Return all of the data exactly as given.

DATA SHOWN:

· · ·

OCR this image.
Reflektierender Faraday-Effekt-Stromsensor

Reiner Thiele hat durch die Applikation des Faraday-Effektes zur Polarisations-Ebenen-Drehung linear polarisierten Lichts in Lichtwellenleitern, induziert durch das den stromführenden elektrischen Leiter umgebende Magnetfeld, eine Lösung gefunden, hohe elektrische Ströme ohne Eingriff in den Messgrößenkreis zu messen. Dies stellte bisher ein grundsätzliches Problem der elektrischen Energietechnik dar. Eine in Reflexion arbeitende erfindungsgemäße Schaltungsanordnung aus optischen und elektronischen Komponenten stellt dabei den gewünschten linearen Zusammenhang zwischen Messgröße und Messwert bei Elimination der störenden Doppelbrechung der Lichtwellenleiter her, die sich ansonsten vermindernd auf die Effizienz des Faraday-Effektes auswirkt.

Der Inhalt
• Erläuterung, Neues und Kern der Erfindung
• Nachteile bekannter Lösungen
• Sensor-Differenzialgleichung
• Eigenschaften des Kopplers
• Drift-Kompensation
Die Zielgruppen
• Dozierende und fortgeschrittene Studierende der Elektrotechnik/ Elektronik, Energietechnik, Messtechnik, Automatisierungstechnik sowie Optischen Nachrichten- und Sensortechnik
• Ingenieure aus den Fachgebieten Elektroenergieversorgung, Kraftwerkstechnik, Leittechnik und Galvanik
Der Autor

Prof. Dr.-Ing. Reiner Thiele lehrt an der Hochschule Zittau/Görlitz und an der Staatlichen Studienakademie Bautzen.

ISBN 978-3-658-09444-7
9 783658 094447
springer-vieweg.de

· · ·

WRITTEN ANSWER:
OCR this image.
Reflektierender Faraday-Effekt-Stromsensor

Reiner Thiele hat durch die Applikation des Faraday-Effektes zur Polarisations-Ebenen-Drehung linear polarisierten Lichts in Lichtwellenleitern, induziert durch das den stromführenden elektrischen Leiter umgebende Magnetfeld, eine Lösung gefunden, hohe elektrische Ströme ohne Eingriff in den Messgrößenkreis zu messen. Dies stellte bisher ein grundsätzliches Problem der elektrischen Energietechnik dar. Eine in Reflexion arbeitende erfindungsgemäße Schaltungsanordnung aus optischen und elektronischen Komponenten stellt dabei den gewünschten linearen Zusammenhang zwischen Messgröße und Messwert bei Elimination der störenden Doppelbrechung der Lichtwellenleiter her, die sich ansonsten vermindernd auf die Effizienz des Faraday-Effektes auswirkt.

Der Inhalt
• Erläuterung, Neues und Kern der Erfindung
• Nachteile bekannter Lösungen
• Sensor-Differenzialgleichung
• Eigenschaften des Kopplers
• Drift-Kompensation
Die Zielgruppen
• Dozierende und fortgeschrittene Studierende der Elektrotechnik/ Elektronik, Energietechnik, Messtechnik, Automatisierungstechnik sowie Optischen Nachrichten- und Sensortechnik
• Ingenieure aus den Fachgebieten Elektroenergieversorgung, Kraftwerkstechnik, Leittechnik und Galvanik
Der Autor

Prof. Dr.-Ing. Reiner Thiele lehrt an der Hochschule Zittau/Görlitz und an der Staatlichen Studienakademie Bautzen.

ISBN 978-3-658-09444-7
9 783658 094447
springer-vieweg.de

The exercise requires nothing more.